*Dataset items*
════════════════

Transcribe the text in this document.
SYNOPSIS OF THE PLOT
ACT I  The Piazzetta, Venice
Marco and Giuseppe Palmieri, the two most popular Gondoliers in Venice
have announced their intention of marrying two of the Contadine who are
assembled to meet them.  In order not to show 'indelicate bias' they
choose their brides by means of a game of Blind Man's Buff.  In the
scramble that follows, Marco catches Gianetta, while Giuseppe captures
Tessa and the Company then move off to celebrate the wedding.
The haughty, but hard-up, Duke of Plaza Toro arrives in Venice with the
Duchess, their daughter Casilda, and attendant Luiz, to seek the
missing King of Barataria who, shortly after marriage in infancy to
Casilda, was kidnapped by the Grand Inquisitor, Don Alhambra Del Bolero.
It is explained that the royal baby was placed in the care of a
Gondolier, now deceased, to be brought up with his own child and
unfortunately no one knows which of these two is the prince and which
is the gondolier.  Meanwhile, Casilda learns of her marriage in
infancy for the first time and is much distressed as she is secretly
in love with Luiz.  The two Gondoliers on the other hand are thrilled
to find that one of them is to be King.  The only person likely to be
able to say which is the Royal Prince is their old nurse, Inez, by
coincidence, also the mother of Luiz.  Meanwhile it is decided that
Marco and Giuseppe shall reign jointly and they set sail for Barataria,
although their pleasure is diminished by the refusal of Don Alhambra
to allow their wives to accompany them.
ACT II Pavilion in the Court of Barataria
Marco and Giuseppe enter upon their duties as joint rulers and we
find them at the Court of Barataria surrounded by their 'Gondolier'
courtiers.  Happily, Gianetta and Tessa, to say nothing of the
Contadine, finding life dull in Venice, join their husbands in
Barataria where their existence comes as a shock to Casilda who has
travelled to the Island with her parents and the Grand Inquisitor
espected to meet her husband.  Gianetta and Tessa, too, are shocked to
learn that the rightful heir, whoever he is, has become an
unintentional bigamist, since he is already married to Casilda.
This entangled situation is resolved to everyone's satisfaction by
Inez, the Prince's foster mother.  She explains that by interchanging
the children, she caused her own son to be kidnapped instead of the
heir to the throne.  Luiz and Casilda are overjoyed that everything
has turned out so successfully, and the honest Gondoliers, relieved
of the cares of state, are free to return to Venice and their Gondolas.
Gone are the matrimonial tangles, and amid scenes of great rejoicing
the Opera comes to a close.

════════════════

*What the exercise asks*
Quote each line above in full, word for word.

*Answer for the task*
Transcribe the text in this document.
SYNOPSIS OF THE PLOT
ACT I  The Piazzetta, Venice
Marco and Giuseppe Palmieri, the two most popular Gondoliers in Venice
have announced their intention of marrying two of the Contadine who are
assembled to meet them.  In order not to show 'indelicate bias' they
choose their brides by means of a game of Blind Man's Buff.  In the
scramble that follows, Marco catches Gianetta, while Giuseppe captures
Tessa and the Company then move off to celebrate the wedding.
The haughty, but hard-up, Duke of Plaza Toro arrives in Venice with the
Duchess, their daughter Casilda, and attendant Luiz, to seek the
missing King of Barataria who, shortly after marriage in infancy to
Casilda, was kidnapped by the Grand Inquisitor, Don Alhambra Del Bolero.
It is explained that the royal baby was placed in the care of a
Gondolier, now deceased, to be brought up with his own child and
unfortunately no one knows which of these two is the prince and which
is the gondolier.  Meanwhile, Casilda learns of her marriage in
infancy for the first time and is much distressed as she is secretly
in love with Luiz.  The two Gondoliers on the other hand are thrilled
to find that one of them is to be King.  The only person likely to be
able to say which is the Royal Prince is their old nurse, Inez, by
coincidence, also the mother of Luiz.  Meanwhile it is decided that
Marco and Giuseppe shall reign jointly and they set sail for Barataria,
although their pleasure is diminished by the refusal of Don Alhambra
to allow their wives to accompany them.
ACT II Pavilion in the Court of Barataria
Marco and Giuseppe enter upon their duties as joint rulers and we
find them at the Court of Barataria surrounded by their 'Gondolier'
courtiers.  Happily, Gianetta and Tessa, to say nothing of the
Contadine, finding life dull in Venice, join their husbands in
Barataria where their existence comes as a shock to Casilda who has
travelled to the Island with her parents and the Grand Inquisitor
espected to meet her husband.  Gianetta and Tessa, too, are shocked to
learn that the rightful heir, whoever he is, has become an
unintentional bigamist, since he is already married to Casilda.
This entangled situation is resolved to everyone's satisfaction by
Inez, the Prince's foster mother.  She explains that by interchanging
the children, she caused her own son to be kidnapped instead of the
heir to the throne.  Luiz and Casilda are overjoyed that everything
has turned out so successfully, and the honest Gondoliers, relieved
of the cares of state, are free to return to Venice and their Gondolas.
Gone are the matrimonial tangles, and amid scenes of great rejoicing
the Opera comes to a close.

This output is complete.